_Records to process_
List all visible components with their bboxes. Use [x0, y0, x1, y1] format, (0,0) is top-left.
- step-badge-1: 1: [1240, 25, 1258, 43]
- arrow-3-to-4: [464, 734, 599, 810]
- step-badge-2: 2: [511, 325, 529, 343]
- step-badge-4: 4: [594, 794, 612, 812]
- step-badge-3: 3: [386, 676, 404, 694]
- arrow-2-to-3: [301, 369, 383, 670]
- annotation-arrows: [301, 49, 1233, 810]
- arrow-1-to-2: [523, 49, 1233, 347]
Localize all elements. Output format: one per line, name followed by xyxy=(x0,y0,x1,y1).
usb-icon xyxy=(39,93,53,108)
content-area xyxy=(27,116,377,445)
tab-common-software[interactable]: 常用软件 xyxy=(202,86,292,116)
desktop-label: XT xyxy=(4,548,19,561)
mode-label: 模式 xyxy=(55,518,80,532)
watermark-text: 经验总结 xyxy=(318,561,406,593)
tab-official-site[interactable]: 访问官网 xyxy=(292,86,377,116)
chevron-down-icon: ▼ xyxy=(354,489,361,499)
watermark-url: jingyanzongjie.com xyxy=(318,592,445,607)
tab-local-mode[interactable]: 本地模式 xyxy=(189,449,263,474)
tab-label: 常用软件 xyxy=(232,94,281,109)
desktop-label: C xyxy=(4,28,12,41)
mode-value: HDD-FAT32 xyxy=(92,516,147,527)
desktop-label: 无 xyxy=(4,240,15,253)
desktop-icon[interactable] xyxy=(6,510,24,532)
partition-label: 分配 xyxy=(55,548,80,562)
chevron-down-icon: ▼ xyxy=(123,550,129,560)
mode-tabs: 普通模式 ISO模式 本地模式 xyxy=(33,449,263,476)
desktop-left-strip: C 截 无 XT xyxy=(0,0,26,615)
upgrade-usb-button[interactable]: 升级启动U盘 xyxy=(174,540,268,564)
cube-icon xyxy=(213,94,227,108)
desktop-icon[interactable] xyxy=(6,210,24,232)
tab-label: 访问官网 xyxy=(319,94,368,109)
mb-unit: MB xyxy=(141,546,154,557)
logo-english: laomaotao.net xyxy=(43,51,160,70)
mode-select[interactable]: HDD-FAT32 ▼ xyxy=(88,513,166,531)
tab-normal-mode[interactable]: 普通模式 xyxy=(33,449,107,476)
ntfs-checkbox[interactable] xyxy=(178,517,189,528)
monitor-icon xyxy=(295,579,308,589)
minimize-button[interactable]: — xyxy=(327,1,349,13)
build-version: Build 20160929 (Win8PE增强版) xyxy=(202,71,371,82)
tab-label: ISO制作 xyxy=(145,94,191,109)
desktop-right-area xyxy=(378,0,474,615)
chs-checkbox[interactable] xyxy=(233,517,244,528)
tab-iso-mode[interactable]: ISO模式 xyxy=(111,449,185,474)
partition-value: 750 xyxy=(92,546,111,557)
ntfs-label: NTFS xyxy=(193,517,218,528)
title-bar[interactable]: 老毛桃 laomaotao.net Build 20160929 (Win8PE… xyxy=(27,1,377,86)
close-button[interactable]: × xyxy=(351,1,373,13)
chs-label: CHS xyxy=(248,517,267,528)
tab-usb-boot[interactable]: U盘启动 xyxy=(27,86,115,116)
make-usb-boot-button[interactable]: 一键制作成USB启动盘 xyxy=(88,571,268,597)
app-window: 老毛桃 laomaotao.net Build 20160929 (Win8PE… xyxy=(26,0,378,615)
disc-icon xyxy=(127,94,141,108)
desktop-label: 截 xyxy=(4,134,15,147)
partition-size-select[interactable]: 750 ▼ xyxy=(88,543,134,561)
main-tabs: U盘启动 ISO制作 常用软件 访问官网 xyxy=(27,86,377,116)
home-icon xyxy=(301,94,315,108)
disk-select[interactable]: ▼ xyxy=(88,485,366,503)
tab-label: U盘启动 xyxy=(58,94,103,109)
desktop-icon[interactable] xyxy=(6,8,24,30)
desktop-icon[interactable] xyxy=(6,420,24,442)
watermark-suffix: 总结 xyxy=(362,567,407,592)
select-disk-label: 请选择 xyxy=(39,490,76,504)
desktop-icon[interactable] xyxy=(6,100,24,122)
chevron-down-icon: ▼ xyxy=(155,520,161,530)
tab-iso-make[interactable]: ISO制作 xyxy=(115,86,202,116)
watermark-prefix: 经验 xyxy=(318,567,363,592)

_Direction_
Render every line of the data above as a numbered list, leaving out blank lines.

_Result below_
1. List all visible components with their bboxes. Use [x0, y0, x1, y1] format, (0,0) is top-left.
2. - step-badge-1: 1: [1240, 25, 1258, 43]
3. - arrow-3-to-4: [464, 734, 599, 810]
4. - step-badge-2: 2: [511, 325, 529, 343]
5. - step-badge-4: 4: [594, 794, 612, 812]
6. - step-badge-3: 3: [386, 676, 404, 694]
7. - arrow-2-to-3: [301, 369, 383, 670]
8. - annotation-arrows: [301, 49, 1233, 810]
9. - arrow-1-to-2: [523, 49, 1233, 347]
10. Localize all elements. Output format: one per line, name followed by xyxy=(x0,y0,x1,y1).
11. usb-icon xyxy=(39,93,53,108)
12. content-area xyxy=(27,116,377,445)
13. tab-common-software[interactable]: 常用软件 xyxy=(202,86,292,116)
14. desktop-label: XT xyxy=(4,548,19,561)
15. mode-label: 模式 xyxy=(55,518,80,532)
16. watermark-text: 经验总结 xyxy=(318,561,406,593)
17. tab-official-site[interactable]: 访问官网 xyxy=(292,86,377,116)
18. chevron-down-icon: ▼ xyxy=(354,489,361,499)
19. watermark-url: jingyanzongjie.com xyxy=(318,592,445,607)
20. tab-local-mode[interactable]: 本地模式 xyxy=(189,449,263,474)
21. tab-label: 常用软件 xyxy=(232,94,281,109)
22. desktop-label: C xyxy=(4,28,12,41)
23. mode-value: HDD-FAT32 xyxy=(92,516,147,527)
24. desktop-label: 无 xyxy=(4,240,15,253)
25. desktop-icon[interactable] xyxy=(6,510,24,532)
26. partition-label: 分配 xyxy=(55,548,80,562)
27. chevron-down-icon: ▼ xyxy=(123,550,129,560)
28. mode-tabs: 普通模式 ISO模式 本地模式 xyxy=(33,449,263,476)
29. desktop-left-strip: C 截 无 XT xyxy=(0,0,26,615)
30. upgrade-usb-button[interactable]: 升级启动U盘 xyxy=(174,540,268,564)
31. cube-icon xyxy=(213,94,227,108)
32. desktop-icon[interactable] xyxy=(6,210,24,232)
33. tab-label: 访问官网 xyxy=(319,94,368,109)
34. mb-unit: MB xyxy=(141,546,154,557)
35. logo-english: laomaotao.net xyxy=(43,51,160,70)
36. mode-select[interactable]: HDD-FAT32 ▼ xyxy=(88,513,166,531)
37. tab-normal-mode[interactable]: 普通模式 xyxy=(33,449,107,476)
38. ntfs-checkbox[interactable] xyxy=(178,517,189,528)
39. monitor-icon xyxy=(295,579,308,589)
40. minimize-button[interactable]: — xyxy=(327,1,349,13)
41. build-version: Build 20160929 (Win8PE增强版) xyxy=(202,71,371,82)
42. tab-label: ISO制作 xyxy=(145,94,191,109)
43. desktop-right-area xyxy=(378,0,474,615)
44. chs-checkbox[interactable] xyxy=(233,517,244,528)
45. tab-iso-mode[interactable]: ISO模式 xyxy=(111,449,185,474)
46. partition-value: 750 xyxy=(92,546,111,557)
47. ntfs-label: NTFS xyxy=(193,517,218,528)
48. title-bar[interactable]: 老毛桃 laomaotao.net Build 20160929 (Win8PE… xyxy=(27,1,377,86)
49. close-button[interactable]: × xyxy=(351,1,373,13)
50. chs-label: CHS xyxy=(248,517,267,528)
51. tab-usb-boot[interactable]: U盘启动 xyxy=(27,86,115,116)
52. make-usb-boot-button[interactable]: 一键制作成USB启动盘 xyxy=(88,571,268,597)
53. app-window: 老毛桃 laomaotao.net Build 20160929 (Win8PE… xyxy=(26,0,378,615)
54. disc-icon xyxy=(127,94,141,108)
55. desktop-label: 截 xyxy=(4,134,15,147)
56. partition-size-select[interactable]: 750 ▼ xyxy=(88,543,134,561)
57. main-tabs: U盘启动 ISO制作 常用软件 访问官网 xyxy=(27,86,377,116)
58. home-icon xyxy=(301,94,315,108)
59. disk-select[interactable]: ▼ xyxy=(88,485,366,503)
60. tab-label: U盘启动 xyxy=(58,94,103,109)
61. desktop-icon[interactable] xyxy=(6,8,24,30)
62. desktop-icon[interactable] xyxy=(6,420,24,442)
63. watermark-suffix: 总结 xyxy=(362,567,407,592)
64. select-disk-label: 请选择 xyxy=(39,490,76,504)
65. desktop-icon[interactable] xyxy=(6,100,24,122)
66. chevron-down-icon: ▼ xyxy=(155,520,161,530)
67. tab-iso-make[interactable]: ISO制作 xyxy=(115,86,202,116)
68. watermark-prefix: 经验 xyxy=(318,567,363,592)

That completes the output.